Instructions to follow
Make an exact copy of the data below, leaving out every picture.

Stored data
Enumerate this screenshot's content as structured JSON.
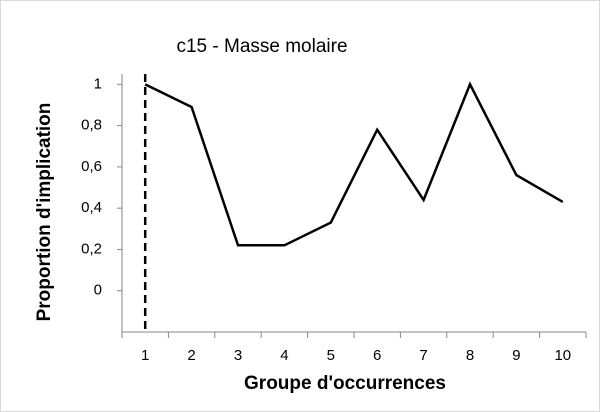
{
  "chart_data": {
    "type": "line",
    "title": "c15 - Masse molaire",
    "x_label": "Groupe d'occurrences",
    "y_label": "Proportion d'implication",
    "categories": [
      "1",
      "2",
      "3",
      "4",
      "5",
      "6",
      "7",
      "8",
      "9",
      "10"
    ],
    "values": [
      1,
      0.89,
      0.22,
      0.22,
      0.33,
      0.78,
      0.44,
      1,
      0.56,
      0.43
    ],
    "color": "#000000",
    "ylim": [
      -0.2,
      1.05
    ],
    "yticks": [
      0,
      {
        "value": 0.2,
        "label": "0,2"
      },
      {
        "value": 0.4,
        "label": "0,4"
      },
      {
        "value": 0.6,
        "label": "0,6"
      },
      {
        "value": 0.8,
        "label": "0,8"
      },
      1
    ],
    "grid": false
  }
}
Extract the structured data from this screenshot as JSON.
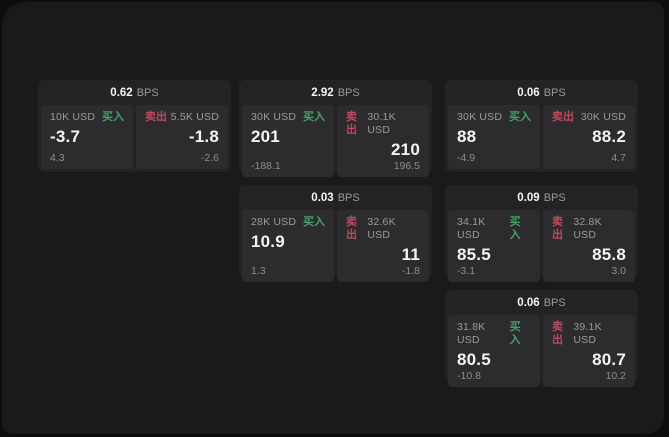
{
  "labels": {
    "buy": "买入",
    "sell": "卖出",
    "bps_unit": "BPS"
  },
  "colors": {
    "buy_green": "#46a069",
    "sell_red": "#c0485c",
    "panel_bg": "#1a1a1c",
    "card_bg": "#232325",
    "cell_bg": "#2c2c2f"
  },
  "cards": [
    {
      "bps": "0.62",
      "col": 1,
      "row": 1,
      "buy": {
        "notional": "10K USD",
        "price": "-3.7",
        "delta": "4.3"
      },
      "sell": {
        "notional": "5.5K USD",
        "price": "-1.8",
        "delta": "-2.6"
      }
    },
    {
      "bps": "2.92",
      "col": 2,
      "row": 1,
      "buy": {
        "notional": "30K USD",
        "price": "201",
        "delta": "-188.1"
      },
      "sell": {
        "notional": "30.1K USD",
        "price": "210",
        "delta": "196.5"
      }
    },
    {
      "bps": "0.06",
      "col": 3,
      "row": 1,
      "buy": {
        "notional": "30K USD",
        "price": "88",
        "delta": "-4.9"
      },
      "sell": {
        "notional": "30K USD",
        "price": "88.2",
        "delta": "4.7"
      }
    },
    {
      "bps": "0.03",
      "col": 2,
      "row": 2,
      "buy": {
        "notional": "28K USD",
        "price": "10.9",
        "delta": "1.3"
      },
      "sell": {
        "notional": "32.6K USD",
        "price": "11",
        "delta": "-1.8"
      }
    },
    {
      "bps": "0.09",
      "col": 3,
      "row": 2,
      "buy": {
        "notional": "34.1K USD",
        "price": "85.5",
        "delta": "-3.1"
      },
      "sell": {
        "notional": "32.8K USD",
        "price": "85.8",
        "delta": "3.0"
      }
    },
    {
      "bps": "0.06",
      "col": 3,
      "row": 3,
      "buy": {
        "notional": "31.8K USD",
        "price": "80.5",
        "delta": "-10.8"
      },
      "sell": {
        "notional": "39.1K USD",
        "price": "80.7",
        "delta": "10.2"
      }
    }
  ]
}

Exercise result
Enumerate this screenshot's content as structured JSON.
{
  "chart_data": {
    "type": "line",
    "title": "c15 - Masse molaire",
    "x_label": "Groupe d'occurrences",
    "y_label": "Proportion d'implication",
    "categories": [
      "1",
      "2",
      "3",
      "4",
      "5",
      "6",
      "7",
      "8",
      "9",
      "10"
    ],
    "values": [
      1,
      0.89,
      0.22,
      0.22,
      0.33,
      0.78,
      0.44,
      1,
      0.56,
      0.43
    ],
    "color": "#000000",
    "ylim": [
      -0.2,
      1.05
    ],
    "yticks": [
      0,
      {
        "value": 0.2,
        "label": "0,2"
      },
      {
        "value": 0.4,
        "label": "0,4"
      },
      {
        "value": 0.6,
        "label": "0,6"
      },
      {
        "value": 0.8,
        "label": "0,8"
      },
      1
    ],
    "grid": false
  }
}
Extract the structured data from this screenshot as JSON.
{
  "labels": {
    "buy": "买入",
    "sell": "卖出",
    "bps_unit": "BPS"
  },
  "colors": {
    "buy_green": "#46a069",
    "sell_red": "#c0485c",
    "panel_bg": "#1a1a1c",
    "card_bg": "#232325",
    "cell_bg": "#2c2c2f"
  },
  "cards": [
    {
      "bps": "0.62",
      "col": 1,
      "row": 1,
      "buy": {
        "notional": "10K USD",
        "price": "-3.7",
        "delta": "4.3"
      },
      "sell": {
        "notional": "5.5K USD",
        "price": "-1.8",
        "delta": "-2.6"
      }
    },
    {
      "bps": "2.92",
      "col": 2,
      "row": 1,
      "buy": {
        "notional": "30K USD",
        "price": "201",
        "delta": "-188.1"
      },
      "sell": {
        "notional": "30.1K USD",
        "price": "210",
        "delta": "196.5"
      }
    },
    {
      "bps": "0.06",
      "col": 3,
      "row": 1,
      "buy": {
        "notional": "30K USD",
        "price": "88",
        "delta": "-4.9"
      },
      "sell": {
        "notional": "30K USD",
        "price": "88.2",
        "delta": "4.7"
      }
    },
    {
      "bps": "0.03",
      "col": 2,
      "row": 2,
      "buy": {
        "notional": "28K USD",
        "price": "10.9",
        "delta": "1.3"
      },
      "sell": {
        "notional": "32.6K USD",
        "price": "11",
        "delta": "-1.8"
      }
    },
    {
      "bps": "0.09",
      "col": 3,
      "row": 2,
      "buy": {
        "notional": "34.1K USD",
        "price": "85.5",
        "delta": "-3.1"
      },
      "sell": {
        "notional": "32.8K USD",
        "price": "85.8",
        "delta": "3.0"
      }
    },
    {
      "bps": "0.06",
      "col": 3,
      "row": 3,
      "buy": {
        "notional": "31.8K USD",
        "price": "80.5",
        "delta": "-10.8"
      },
      "sell": {
        "notional": "39.1K USD",
        "price": "80.7",
        "delta": "10.2"
      }
    }
  ]
}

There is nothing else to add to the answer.